▸ What you are asked to do
Each line in the entries below that holds the string "sensor" is to be listed.

--- Start Data section ---

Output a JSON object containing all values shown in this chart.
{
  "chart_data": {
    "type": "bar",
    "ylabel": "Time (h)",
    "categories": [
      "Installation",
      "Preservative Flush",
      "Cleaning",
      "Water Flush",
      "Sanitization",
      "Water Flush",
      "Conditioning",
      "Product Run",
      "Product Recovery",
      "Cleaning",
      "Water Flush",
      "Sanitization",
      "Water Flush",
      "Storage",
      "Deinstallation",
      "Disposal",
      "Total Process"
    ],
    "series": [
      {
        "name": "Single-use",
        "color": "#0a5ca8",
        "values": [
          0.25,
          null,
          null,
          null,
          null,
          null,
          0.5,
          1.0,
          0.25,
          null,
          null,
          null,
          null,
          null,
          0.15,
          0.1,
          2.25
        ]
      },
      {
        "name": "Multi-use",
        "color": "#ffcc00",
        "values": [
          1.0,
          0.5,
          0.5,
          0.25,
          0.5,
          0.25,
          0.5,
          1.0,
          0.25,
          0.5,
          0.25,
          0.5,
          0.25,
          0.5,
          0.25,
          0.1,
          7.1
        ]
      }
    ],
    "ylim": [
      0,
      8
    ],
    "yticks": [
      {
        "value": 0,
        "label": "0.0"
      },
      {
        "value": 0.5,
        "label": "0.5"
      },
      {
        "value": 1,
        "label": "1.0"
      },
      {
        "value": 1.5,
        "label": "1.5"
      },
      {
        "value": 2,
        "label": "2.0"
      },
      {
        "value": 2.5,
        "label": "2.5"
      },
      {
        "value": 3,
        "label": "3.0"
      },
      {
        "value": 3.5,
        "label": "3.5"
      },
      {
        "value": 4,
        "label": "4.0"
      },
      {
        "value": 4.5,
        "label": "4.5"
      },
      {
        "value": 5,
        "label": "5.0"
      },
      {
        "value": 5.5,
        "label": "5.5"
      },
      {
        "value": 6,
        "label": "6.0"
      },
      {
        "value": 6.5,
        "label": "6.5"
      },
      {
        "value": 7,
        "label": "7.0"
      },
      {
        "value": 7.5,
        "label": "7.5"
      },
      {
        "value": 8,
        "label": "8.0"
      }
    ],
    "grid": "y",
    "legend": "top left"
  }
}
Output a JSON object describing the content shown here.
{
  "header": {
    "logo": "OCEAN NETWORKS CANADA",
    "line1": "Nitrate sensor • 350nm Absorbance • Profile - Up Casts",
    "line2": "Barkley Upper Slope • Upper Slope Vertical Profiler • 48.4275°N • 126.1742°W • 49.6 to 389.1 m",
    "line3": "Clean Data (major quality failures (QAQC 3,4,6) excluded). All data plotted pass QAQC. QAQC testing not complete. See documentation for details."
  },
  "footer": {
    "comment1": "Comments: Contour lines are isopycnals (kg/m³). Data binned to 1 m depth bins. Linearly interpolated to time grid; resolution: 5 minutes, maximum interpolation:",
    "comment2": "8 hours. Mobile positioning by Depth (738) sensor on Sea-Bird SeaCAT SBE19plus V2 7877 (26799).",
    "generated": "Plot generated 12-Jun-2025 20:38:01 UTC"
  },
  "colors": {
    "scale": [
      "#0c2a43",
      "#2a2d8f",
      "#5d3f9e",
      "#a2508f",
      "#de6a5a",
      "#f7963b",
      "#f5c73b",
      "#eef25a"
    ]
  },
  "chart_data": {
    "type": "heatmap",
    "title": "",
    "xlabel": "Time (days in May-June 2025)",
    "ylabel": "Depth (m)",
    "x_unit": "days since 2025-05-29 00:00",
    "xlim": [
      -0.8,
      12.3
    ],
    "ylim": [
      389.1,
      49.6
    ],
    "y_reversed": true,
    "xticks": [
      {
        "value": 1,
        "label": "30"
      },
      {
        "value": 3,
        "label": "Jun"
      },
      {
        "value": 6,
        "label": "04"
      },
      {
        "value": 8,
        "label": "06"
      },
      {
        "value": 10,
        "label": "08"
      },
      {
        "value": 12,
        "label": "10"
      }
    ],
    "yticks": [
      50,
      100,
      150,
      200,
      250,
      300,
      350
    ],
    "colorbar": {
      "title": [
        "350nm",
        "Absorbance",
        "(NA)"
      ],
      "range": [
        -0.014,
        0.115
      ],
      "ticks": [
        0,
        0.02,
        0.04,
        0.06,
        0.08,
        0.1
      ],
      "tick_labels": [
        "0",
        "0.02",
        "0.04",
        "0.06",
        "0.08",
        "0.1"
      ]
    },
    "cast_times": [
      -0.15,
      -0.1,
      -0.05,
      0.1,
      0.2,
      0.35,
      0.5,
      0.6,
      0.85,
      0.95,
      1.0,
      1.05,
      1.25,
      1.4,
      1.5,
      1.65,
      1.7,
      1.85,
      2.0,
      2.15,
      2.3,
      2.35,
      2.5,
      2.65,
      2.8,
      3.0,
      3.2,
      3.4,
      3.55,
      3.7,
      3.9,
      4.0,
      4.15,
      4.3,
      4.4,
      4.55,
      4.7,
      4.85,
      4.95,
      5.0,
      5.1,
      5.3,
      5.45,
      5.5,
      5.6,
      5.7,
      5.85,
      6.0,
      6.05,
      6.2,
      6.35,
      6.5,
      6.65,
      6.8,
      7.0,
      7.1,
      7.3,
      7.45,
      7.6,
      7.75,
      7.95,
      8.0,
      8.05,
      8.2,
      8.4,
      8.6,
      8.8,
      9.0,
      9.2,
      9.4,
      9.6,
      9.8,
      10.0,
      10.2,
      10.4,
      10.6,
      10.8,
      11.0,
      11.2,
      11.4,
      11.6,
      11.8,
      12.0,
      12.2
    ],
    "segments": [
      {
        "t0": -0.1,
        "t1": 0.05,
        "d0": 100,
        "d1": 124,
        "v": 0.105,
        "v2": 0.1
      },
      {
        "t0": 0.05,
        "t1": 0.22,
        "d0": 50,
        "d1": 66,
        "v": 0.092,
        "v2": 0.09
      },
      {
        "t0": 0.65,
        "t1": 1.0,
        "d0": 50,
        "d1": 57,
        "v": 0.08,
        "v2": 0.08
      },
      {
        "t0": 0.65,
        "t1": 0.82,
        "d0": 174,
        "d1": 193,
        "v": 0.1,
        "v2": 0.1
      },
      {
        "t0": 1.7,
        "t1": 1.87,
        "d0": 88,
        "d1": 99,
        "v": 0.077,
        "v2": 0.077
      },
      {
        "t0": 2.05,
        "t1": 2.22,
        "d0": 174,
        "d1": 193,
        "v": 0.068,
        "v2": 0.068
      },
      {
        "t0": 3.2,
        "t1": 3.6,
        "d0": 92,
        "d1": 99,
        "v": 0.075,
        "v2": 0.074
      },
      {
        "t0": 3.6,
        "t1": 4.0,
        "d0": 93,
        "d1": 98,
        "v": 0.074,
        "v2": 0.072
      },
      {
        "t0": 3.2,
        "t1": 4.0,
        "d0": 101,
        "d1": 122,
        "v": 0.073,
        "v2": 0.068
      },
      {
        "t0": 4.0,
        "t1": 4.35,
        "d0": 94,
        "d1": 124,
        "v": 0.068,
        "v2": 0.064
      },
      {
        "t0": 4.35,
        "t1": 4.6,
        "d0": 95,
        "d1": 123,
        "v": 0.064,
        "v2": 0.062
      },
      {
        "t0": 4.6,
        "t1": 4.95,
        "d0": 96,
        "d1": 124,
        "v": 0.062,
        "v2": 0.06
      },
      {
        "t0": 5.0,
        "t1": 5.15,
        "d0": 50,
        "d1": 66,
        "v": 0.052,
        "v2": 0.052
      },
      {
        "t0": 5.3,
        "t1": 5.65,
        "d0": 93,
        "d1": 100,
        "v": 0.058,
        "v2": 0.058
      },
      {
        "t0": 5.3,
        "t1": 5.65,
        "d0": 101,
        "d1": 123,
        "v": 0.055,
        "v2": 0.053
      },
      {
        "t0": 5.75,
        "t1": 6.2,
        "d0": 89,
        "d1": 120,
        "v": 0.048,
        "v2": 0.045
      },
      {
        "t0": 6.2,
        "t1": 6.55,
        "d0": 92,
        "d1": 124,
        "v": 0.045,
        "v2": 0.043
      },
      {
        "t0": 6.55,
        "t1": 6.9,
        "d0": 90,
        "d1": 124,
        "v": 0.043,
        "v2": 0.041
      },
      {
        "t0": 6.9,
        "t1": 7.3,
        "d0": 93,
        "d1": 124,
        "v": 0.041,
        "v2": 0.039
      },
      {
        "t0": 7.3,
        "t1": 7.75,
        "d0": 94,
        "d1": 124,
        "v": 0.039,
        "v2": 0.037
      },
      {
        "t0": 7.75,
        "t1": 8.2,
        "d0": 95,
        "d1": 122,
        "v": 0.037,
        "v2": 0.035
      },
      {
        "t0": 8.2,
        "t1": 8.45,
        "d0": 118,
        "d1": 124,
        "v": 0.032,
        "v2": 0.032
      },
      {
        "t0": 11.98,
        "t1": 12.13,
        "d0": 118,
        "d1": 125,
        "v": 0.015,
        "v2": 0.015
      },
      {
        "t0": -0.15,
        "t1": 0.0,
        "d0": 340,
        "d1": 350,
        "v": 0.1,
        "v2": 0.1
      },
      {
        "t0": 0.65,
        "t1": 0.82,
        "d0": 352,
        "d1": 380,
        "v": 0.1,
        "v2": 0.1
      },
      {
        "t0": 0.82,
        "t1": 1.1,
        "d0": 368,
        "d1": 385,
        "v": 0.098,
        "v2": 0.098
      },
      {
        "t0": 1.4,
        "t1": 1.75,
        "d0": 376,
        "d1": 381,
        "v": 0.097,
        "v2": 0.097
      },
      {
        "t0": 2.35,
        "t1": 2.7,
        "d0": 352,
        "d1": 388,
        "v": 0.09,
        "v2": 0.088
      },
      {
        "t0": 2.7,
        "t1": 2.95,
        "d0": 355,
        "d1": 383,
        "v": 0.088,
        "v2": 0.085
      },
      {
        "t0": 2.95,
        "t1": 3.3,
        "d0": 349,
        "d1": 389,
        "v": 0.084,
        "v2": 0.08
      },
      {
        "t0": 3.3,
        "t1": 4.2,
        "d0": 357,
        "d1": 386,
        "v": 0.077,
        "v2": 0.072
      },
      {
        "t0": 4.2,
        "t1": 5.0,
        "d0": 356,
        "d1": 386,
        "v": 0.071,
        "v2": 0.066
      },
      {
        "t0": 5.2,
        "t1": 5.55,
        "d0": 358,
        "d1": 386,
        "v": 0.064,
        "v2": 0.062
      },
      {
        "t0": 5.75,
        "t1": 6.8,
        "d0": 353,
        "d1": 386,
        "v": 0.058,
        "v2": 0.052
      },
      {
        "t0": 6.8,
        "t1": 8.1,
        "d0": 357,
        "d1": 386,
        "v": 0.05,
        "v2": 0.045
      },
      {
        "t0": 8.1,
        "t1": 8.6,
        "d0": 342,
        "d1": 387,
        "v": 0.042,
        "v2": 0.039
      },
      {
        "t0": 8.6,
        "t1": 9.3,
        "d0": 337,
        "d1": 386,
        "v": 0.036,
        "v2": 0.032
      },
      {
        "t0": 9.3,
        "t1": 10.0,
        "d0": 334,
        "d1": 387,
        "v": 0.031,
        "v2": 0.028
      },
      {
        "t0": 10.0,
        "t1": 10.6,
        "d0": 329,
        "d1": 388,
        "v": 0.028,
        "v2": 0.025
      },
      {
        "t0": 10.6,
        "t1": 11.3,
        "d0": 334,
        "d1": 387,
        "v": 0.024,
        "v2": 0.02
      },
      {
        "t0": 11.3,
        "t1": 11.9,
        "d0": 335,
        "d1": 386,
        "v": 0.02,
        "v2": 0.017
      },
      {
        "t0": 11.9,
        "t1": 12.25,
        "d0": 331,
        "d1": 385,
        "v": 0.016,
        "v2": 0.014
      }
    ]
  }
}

--- End Data section ---

▸ Solution for this exercise
    "line1": "Nitrate sensor • 350nm Absorbance • Profile - Up Casts",
    "comment2": "8 hours. Mobile positioning by Depth (738) sensor on Sea-Bird SeaCAT SBE19plus V2 7877 (26799).",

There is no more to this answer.